### DATA IN THIS EXERCISE

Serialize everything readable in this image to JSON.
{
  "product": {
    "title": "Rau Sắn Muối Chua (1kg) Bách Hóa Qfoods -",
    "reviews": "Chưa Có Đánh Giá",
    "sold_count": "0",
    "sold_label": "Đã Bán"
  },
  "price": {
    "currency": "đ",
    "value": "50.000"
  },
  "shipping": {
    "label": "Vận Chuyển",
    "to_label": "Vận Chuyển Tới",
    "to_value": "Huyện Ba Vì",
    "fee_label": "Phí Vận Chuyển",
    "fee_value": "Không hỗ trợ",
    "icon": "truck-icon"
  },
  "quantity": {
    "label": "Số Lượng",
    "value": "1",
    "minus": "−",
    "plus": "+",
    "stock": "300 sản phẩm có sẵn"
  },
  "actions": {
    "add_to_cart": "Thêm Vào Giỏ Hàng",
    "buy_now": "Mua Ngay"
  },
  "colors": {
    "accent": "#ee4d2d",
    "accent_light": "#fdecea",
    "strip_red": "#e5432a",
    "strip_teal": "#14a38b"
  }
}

######

Using the material above, copy every line in which the string "Chuyển" occurs.

* **WORKED ANSWER**
    "label": "Vận Chuyển",
    "to_label": "Vận Chuyển Tới",
    "fee_label": "Phí Vận Chuyển",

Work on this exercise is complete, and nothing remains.